[Records from a collection]
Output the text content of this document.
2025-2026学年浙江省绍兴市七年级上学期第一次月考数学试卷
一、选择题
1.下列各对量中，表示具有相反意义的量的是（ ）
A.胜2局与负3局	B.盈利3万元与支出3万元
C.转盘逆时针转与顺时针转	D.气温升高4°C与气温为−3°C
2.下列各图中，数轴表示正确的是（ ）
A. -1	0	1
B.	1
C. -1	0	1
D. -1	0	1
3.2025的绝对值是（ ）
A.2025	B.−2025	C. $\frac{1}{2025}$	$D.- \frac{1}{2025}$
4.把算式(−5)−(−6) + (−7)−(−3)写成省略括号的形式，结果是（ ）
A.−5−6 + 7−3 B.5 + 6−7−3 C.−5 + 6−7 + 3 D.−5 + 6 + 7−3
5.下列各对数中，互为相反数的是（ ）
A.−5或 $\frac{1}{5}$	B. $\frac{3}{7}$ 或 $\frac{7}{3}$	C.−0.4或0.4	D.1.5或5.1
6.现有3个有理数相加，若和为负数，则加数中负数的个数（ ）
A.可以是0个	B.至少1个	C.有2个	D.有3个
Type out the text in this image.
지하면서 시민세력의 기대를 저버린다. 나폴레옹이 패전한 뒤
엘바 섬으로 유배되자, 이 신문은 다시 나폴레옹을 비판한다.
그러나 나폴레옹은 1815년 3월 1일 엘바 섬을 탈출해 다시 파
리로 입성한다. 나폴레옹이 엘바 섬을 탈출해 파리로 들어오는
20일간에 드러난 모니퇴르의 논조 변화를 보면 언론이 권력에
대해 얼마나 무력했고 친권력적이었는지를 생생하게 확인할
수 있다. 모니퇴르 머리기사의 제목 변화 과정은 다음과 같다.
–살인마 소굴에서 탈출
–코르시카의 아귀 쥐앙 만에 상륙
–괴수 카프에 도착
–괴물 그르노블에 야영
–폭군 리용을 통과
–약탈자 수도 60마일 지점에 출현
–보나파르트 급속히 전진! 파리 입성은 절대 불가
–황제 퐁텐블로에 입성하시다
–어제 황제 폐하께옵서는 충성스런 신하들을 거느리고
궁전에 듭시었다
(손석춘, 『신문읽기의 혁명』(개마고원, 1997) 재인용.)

» WORK REQUIRED
Transcribe all of the entries without altering anything.

» RESULT FOR THIS TASK
Output the text content of this document.
2025-2026学年浙江省绍兴市七年级上学期第一次月考数学试卷
一、选择题
1.下列各对量中，表示具有相反意义的量的是（ ）
A.胜2局与负3局	B.盈利3万元与支出3万元
C.转盘逆时针转与顺时针转	D.气温升高4°C与气温为−3°C
2.下列各图中，数轴表示正确的是（ ）
A. -1	0	1
B.	1
C. -1	0	1
D. -1	0	1
3.2025的绝对值是（ ）
A.2025	B.−2025	C. $\frac{1}{2025}$	$D.- \frac{1}{2025}$
4.把算式(−5)−(−6) + (−7)−(−3)写成省略括号的形式，结果是（ ）
A.−5−6 + 7−3 B.5 + 6−7−3 C.−5 + 6−7 + 3 D.−5 + 6 + 7−3
5.下列各对数中，互为相反数的是（ ）
A.−5或 $\frac{1}{5}$	B. $\frac{3}{7}$ 或 $\frac{7}{3}$	C.−0.4或0.4	D.1.5或5.1
6.现有3个有理数相加，若和为负数，则加数中负数的个数（ ）
A.可以是0个	B.至少1个	C.有2个	D.有3个
Type out the text in this image.
지하면서 시민세력의 기대를 저버린다. 나폴레옹이 패전한 뒤
엘바 섬으로 유배되자, 이 신문은 다시 나폴레옹을 비판한다.
그러나 나폴레옹은 1815년 3월 1일 엘바 섬을 탈출해 다시 파
리로 입성한다. 나폴레옹이 엘바 섬을 탈출해 파리로 들어오는
20일간에 드러난 모니퇴르의 논조 변화를 보면 언론이 권력에
대해 얼마나 무력했고 친권력적이었는지를 생생하게 확인할
수 있다. 모니퇴르 머리기사의 제목 변화 과정은 다음과 같다.
–살인마 소굴에서 탈출
–코르시카의 아귀 쥐앙 만에 상륙
–괴수 카프에 도착
–괴물 그르노블에 야영
–폭군 리용을 통과
–약탈자 수도 60마일 지점에 출현
–보나파르트 급속히 전진! 파리 입성은 절대 불가
–황제 퐁텐블로에 입성하시다
–어제 황제 폐하께옵서는 충성스런 신하들을 거느리고
궁전에 듭시었다
(손석춘, 『신문읽기의 혁명』(개마고원, 1997) 재인용.)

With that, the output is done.